- _To do_: Tally the lines containing "España" and report the number alone.

(Saved data entries)

---*---

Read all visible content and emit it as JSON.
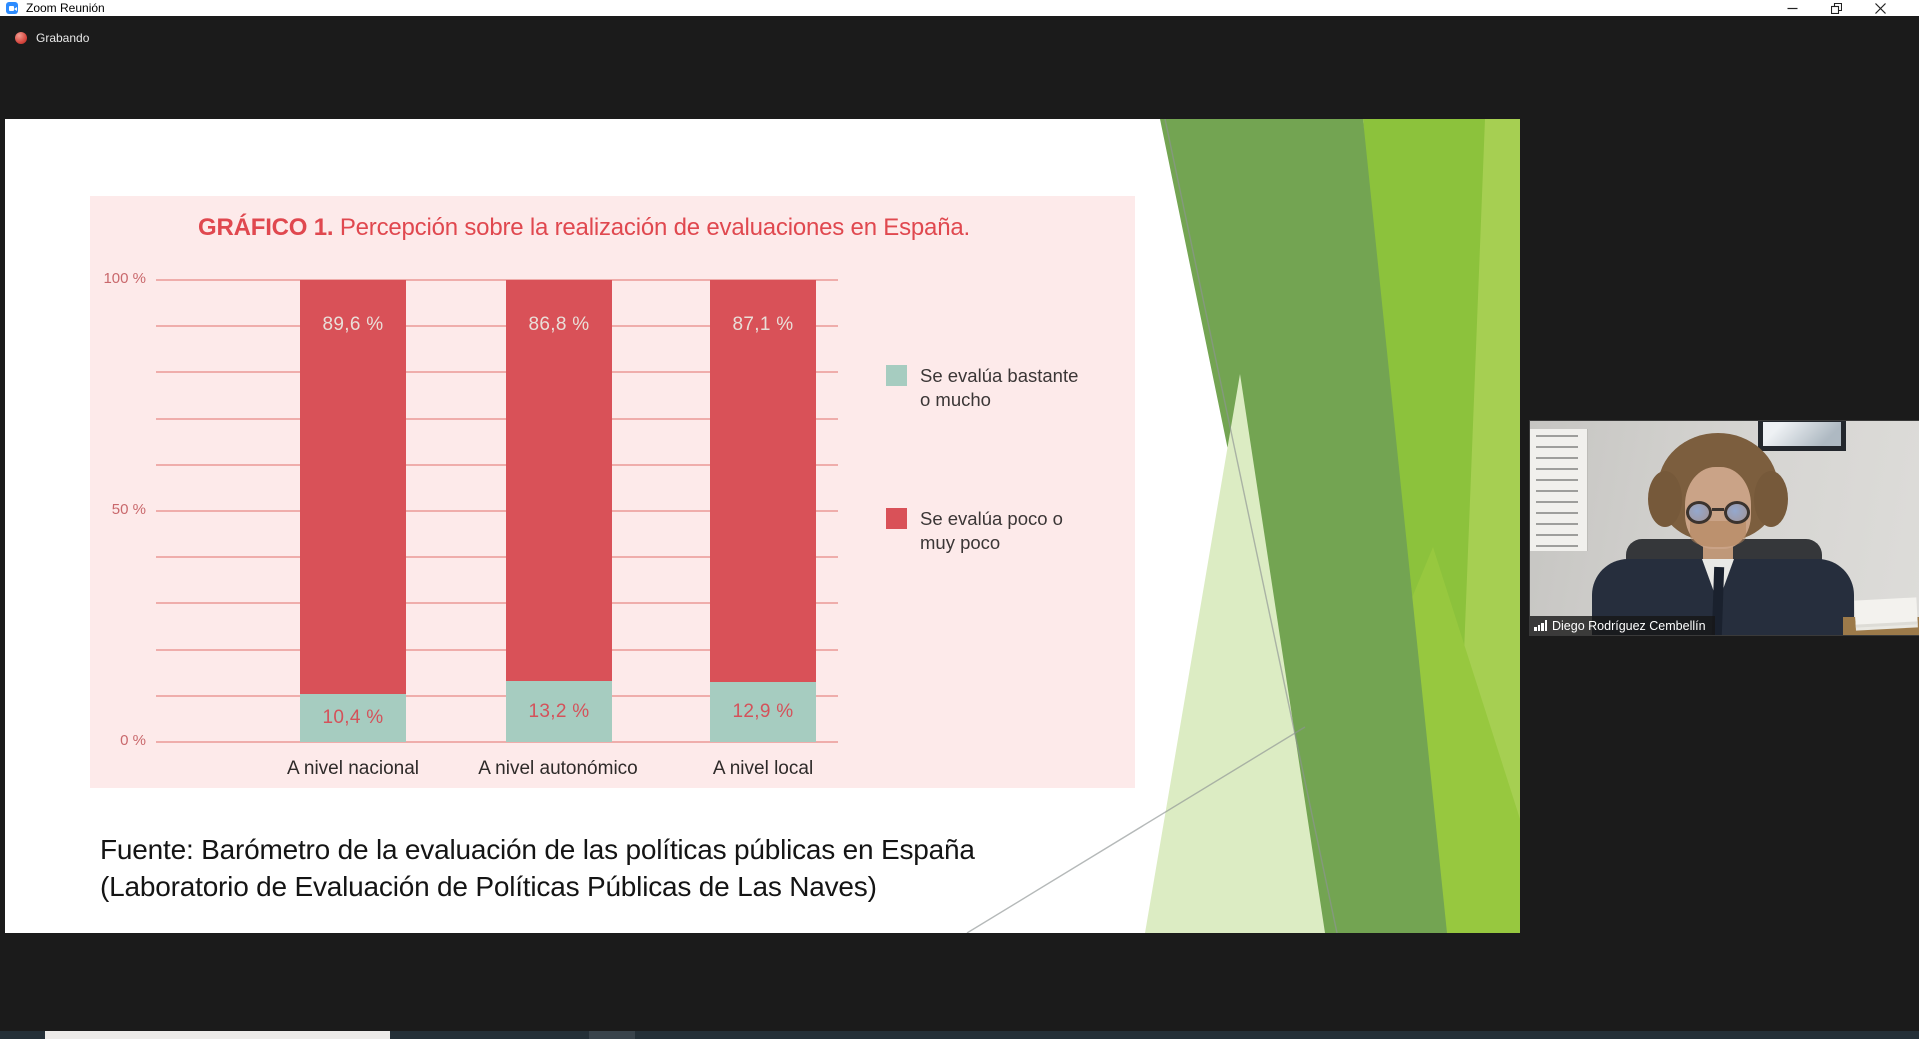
{
  "window": {
    "title": "Zoom Reunión",
    "controls": {
      "minimize": "minimize",
      "restore": "restore",
      "close": "close"
    }
  },
  "status": {
    "recording_label": "Grabando"
  },
  "chart_data": {
    "type": "bar",
    "stacked": true,
    "title": "GRÁFICO 1. Percepción sobre la realización de evaluaciones en España.",
    "title_bold_prefix": "GRÁFICO 1.",
    "title_rest": " Percepción sobre la realización de evaluaciones en España.",
    "categories": [
      "A nivel nacional",
      "A nivel autonómico",
      "A nivel local"
    ],
    "series": [
      {
        "name": "Se evalúa bastante o mucho",
        "color": "#a6ccc0",
        "label_color": "#d4525a",
        "values": [
          10.4,
          13.2,
          12.9
        ],
        "value_labels": [
          "10,4 %",
          "13,2 %",
          "12,9 %"
        ]
      },
      {
        "name": "Se evalúa poco o muy poco",
        "color": "#d95158",
        "label_color": "#e9dfd9",
        "values": [
          89.6,
          86.8,
          87.1
        ],
        "value_labels": [
          "89,6 %",
          "86,8 %",
          "87,1 %"
        ]
      }
    ],
    "y_axis": {
      "tick_labels": [
        "100 %",
        "50 %",
        "0 %"
      ],
      "min": 0,
      "max": 100,
      "gridline_interval": 10
    },
    "ylim": [
      0,
      100
    ],
    "grid": true,
    "legend_position": "right",
    "panel_bg": "#fdeaea",
    "title_color": "#e0484f",
    "gridline_color": "#efadab"
  },
  "slide": {
    "source_line1": "Fuente: Barómetro de la evaluación de las políticas públicas en España",
    "source_line2": "(Laboratorio de Evaluación de Políticas Públicas de Las Naves)"
  },
  "participant": {
    "name": "Diego Rodríguez Cembellín"
  },
  "icons": {
    "app": "zoom-camera-icon",
    "recording": "recording-dot-icon",
    "connection": "signal-bars-icon",
    "minimize": "minimize-icon",
    "restore": "restore-window-icon",
    "close": "close-icon"
  },
  "colors": {
    "zoom_blue": "#2d8cff",
    "recording_red": "#d4443c",
    "background_dark": "#1b1b1b",
    "slide_accent_greens": [
      "#73a452",
      "#8cc23c",
      "#a6cf52",
      "#dcecc3"
    ]
  }
}
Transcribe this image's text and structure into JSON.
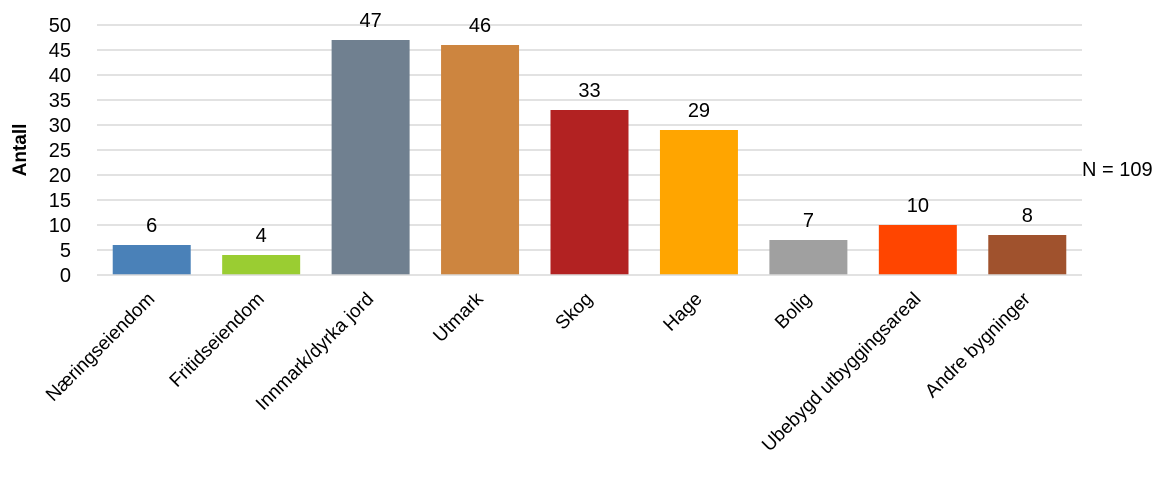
{
  "chart_data": {
    "type": "bar",
    "categories": [
      "Næringseiendom",
      "Fritidseiendom",
      "Innmark/dyrka jord",
      "Utmark",
      "Skog",
      "Hage",
      "Bolig",
      "Ubebygd utbyggingsareal",
      "Andre bygninger"
    ],
    "values": [
      6,
      4,
      47,
      46,
      33,
      29,
      7,
      10,
      8
    ],
    "colors": [
      "#4a81b8",
      "#9acd32",
      "#708090",
      "#cd853f",
      "#b22222",
      "#ffa500",
      "#a0a0a0",
      "#ff4500",
      "#a0522d"
    ],
    "title": "",
    "xlabel": "",
    "ylabel": "Antall",
    "ylim": [
      0,
      50
    ],
    "yticks": [
      0,
      5,
      10,
      15,
      20,
      25,
      30,
      35,
      40,
      45,
      50
    ],
    "grid": true,
    "data_labels": true,
    "annotation": "N = 109"
  }
}
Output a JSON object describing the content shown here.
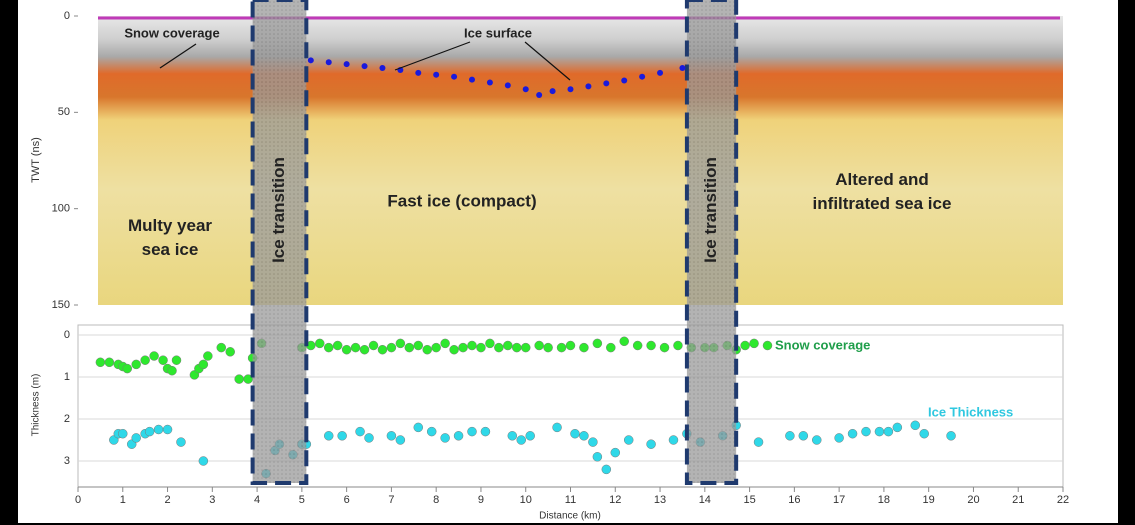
{
  "chart_data": [
    {
      "type": "radargram",
      "ylabel": "TWT (ns)",
      "ylim": [
        0,
        150
      ],
      "yticks": [
        0,
        50,
        100,
        150
      ],
      "xlim": [
        0,
        22
      ],
      "series": [
        {
          "name": "Ice surface",
          "color": "#1a1adc",
          "x": [
            5.2,
            5.6,
            6.0,
            6.4,
            6.8,
            7.2,
            7.6,
            8.0,
            8.4,
            8.8,
            9.2,
            9.6,
            10.0,
            10.3,
            10.6,
            11.0,
            11.4,
            11.8,
            12.2,
            12.6,
            13.0,
            13.5
          ],
          "values": [
            23,
            24,
            25,
            26,
            27,
            28,
            29.5,
            30.5,
            31.5,
            33,
            34.5,
            36,
            38,
            41,
            39,
            38,
            36.5,
            35,
            33.5,
            31.5,
            29.5,
            27
          ]
        }
      ],
      "annotations": [
        "Snow coverage",
        "Multy year sea ice",
        "Fast ice (compact)",
        "Altered and infiltrated sea ice"
      ],
      "transition_label": "Ice transition",
      "transition_zones": [
        [
          3.9,
          5.1
        ],
        [
          13.6,
          14.7
        ]
      ]
    },
    {
      "type": "scatter",
      "xlabel": "Distance (km)",
      "ylabel": "Thickness (m)",
      "xlim": [
        0,
        22
      ],
      "xticks": [
        0,
        1,
        2,
        3,
        4,
        5,
        6,
        7,
        8,
        9,
        10,
        11,
        12,
        13,
        14,
        15,
        16,
        17,
        18,
        19,
        20,
        21,
        22
      ],
      "ylim": [
        0,
        3.5
      ],
      "yticks": [
        0,
        1,
        2,
        3
      ],
      "y_inverted": true,
      "grid": true,
      "series": [
        {
          "name": "Snow coverage",
          "color": "#2ee82e",
          "x": [
            0.5,
            0.7,
            0.9,
            1.0,
            1.1,
            1.3,
            1.5,
            1.7,
            1.9,
            2.0,
            2.1,
            2.2,
            2.6,
            2.7,
            2.8,
            2.9,
            3.2,
            3.4,
            3.6,
            3.8,
            3.9,
            4.1,
            5.0,
            5.2,
            5.4,
            5.6,
            5.8,
            6.0,
            6.2,
            6.4,
            6.6,
            6.8,
            7.0,
            7.2,
            7.4,
            7.6,
            7.8,
            8.0,
            8.2,
            8.4,
            8.6,
            8.8,
            9.0,
            9.2,
            9.4,
            9.6,
            9.8,
            10.0,
            10.3,
            10.5,
            10.8,
            11.0,
            11.3,
            11.6,
            11.9,
            12.2,
            12.5,
            12.8,
            13.1,
            13.4,
            13.7,
            14.0,
            14.2,
            14.5,
            14.7,
            14.9,
            15.1,
            15.4
          ],
          "values": [
            0.65,
            0.65,
            0.7,
            0.75,
            0.8,
            0.7,
            0.6,
            0.5,
            0.6,
            0.8,
            0.85,
            0.6,
            0.95,
            0.8,
            0.7,
            0.5,
            0.3,
            0.4,
            1.05,
            1.05,
            0.55,
            0.2,
            0.3,
            0.25,
            0.2,
            0.3,
            0.25,
            0.35,
            0.3,
            0.35,
            0.25,
            0.35,
            0.3,
            0.2,
            0.3,
            0.25,
            0.35,
            0.3,
            0.2,
            0.35,
            0.3,
            0.25,
            0.3,
            0.2,
            0.3,
            0.25,
            0.3,
            0.3,
            0.25,
            0.3,
            0.3,
            0.25,
            0.3,
            0.2,
            0.3,
            0.15,
            0.25,
            0.25,
            0.3,
            0.25,
            0.3,
            0.3,
            0.3,
            0.25,
            0.35,
            0.25,
            0.2,
            0.25
          ]
        },
        {
          "name": "Ice Thickness",
          "color": "#2fd8e8",
          "x": [
            0.8,
            0.9,
            1.0,
            1.2,
            1.3,
            1.5,
            1.6,
            1.8,
            2.0,
            2.3,
            2.8,
            4.2,
            4.4,
            4.5,
            4.8,
            5.0,
            5.1,
            5.6,
            5.9,
            6.3,
            6.5,
            7.0,
            7.2,
            7.6,
            7.9,
            8.2,
            8.5,
            8.8,
            9.1,
            9.7,
            9.9,
            10.1,
            10.7,
            11.1,
            11.3,
            11.5,
            11.6,
            11.8,
            12.0,
            12.3,
            12.8,
            13.3,
            13.6,
            13.9,
            14.4,
            14.7,
            15.2,
            15.9,
            16.2,
            16.5,
            17.0,
            17.3,
            17.6,
            17.9,
            18.1,
            18.3,
            18.7,
            18.9,
            19.5
          ],
          "values": [
            2.5,
            2.35,
            2.35,
            2.6,
            2.45,
            2.35,
            2.3,
            2.25,
            2.25,
            2.55,
            3.0,
            3.3,
            2.75,
            2.6,
            2.85,
            2.6,
            2.6,
            2.4,
            2.4,
            2.3,
            2.45,
            2.4,
            2.5,
            2.2,
            2.3,
            2.45,
            2.4,
            2.3,
            2.3,
            2.4,
            2.5,
            2.4,
            2.2,
            2.35,
            2.4,
            2.55,
            2.9,
            3.2,
            2.8,
            2.5,
            2.6,
            2.5,
            2.35,
            2.55,
            2.4,
            2.15,
            2.55,
            2.4,
            2.4,
            2.5,
            2.45,
            2.35,
            2.3,
            2.3,
            2.3,
            2.2,
            2.15,
            2.35,
            2.4
          ]
        }
      ]
    }
  ]
}
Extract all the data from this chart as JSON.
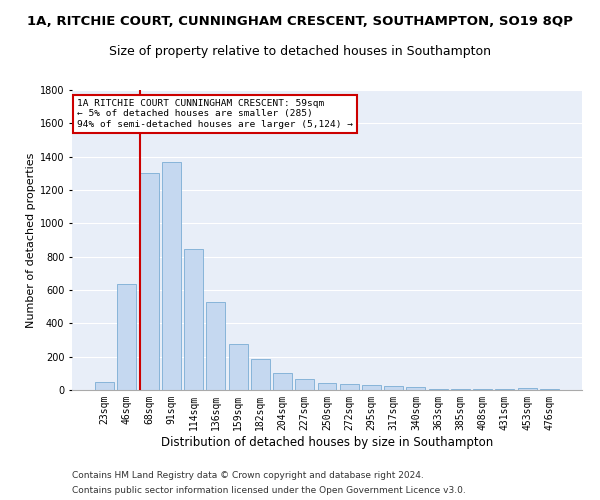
{
  "title1": "1A, RITCHIE COURT, CUNNINGHAM CRESCENT, SOUTHAMPTON, SO19 8QP",
  "title2": "Size of property relative to detached houses in Southampton",
  "xlabel": "Distribution of detached houses by size in Southampton",
  "ylabel": "Number of detached properties",
  "categories": [
    "23sqm",
    "46sqm",
    "68sqm",
    "91sqm",
    "114sqm",
    "136sqm",
    "159sqm",
    "182sqm",
    "204sqm",
    "227sqm",
    "250sqm",
    "272sqm",
    "295sqm",
    "317sqm",
    "340sqm",
    "363sqm",
    "385sqm",
    "408sqm",
    "431sqm",
    "453sqm",
    "476sqm"
  ],
  "values": [
    50,
    635,
    1305,
    1370,
    845,
    530,
    275,
    185,
    105,
    65,
    40,
    35,
    30,
    25,
    20,
    5,
    5,
    5,
    5,
    15,
    5
  ],
  "bar_color": "#c5d8f0",
  "bar_edge_color": "#7aadd4",
  "vline_color": "#cc0000",
  "annotation_text": "1A RITCHIE COURT CUNNINGHAM CRESCENT: 59sqm\n← 5% of detached houses are smaller (285)\n94% of semi-detached houses are larger (5,124) →",
  "annotation_box_color": "#ffffff",
  "annotation_box_edge": "#cc0000",
  "ylim": [
    0,
    1800
  ],
  "yticks": [
    0,
    200,
    400,
    600,
    800,
    1000,
    1200,
    1400,
    1600,
    1800
  ],
  "bg_color": "#e8eef8",
  "grid_color": "#ffffff",
  "footer1": "Contains HM Land Registry data © Crown copyright and database right 2024.",
  "footer2": "Contains public sector information licensed under the Open Government Licence v3.0.",
  "title1_fontsize": 9.5,
  "title2_fontsize": 9,
  "xlabel_fontsize": 8.5,
  "ylabel_fontsize": 8,
  "tick_fontsize": 7,
  "footer_fontsize": 6.5
}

---*---

- _Final answer_: 3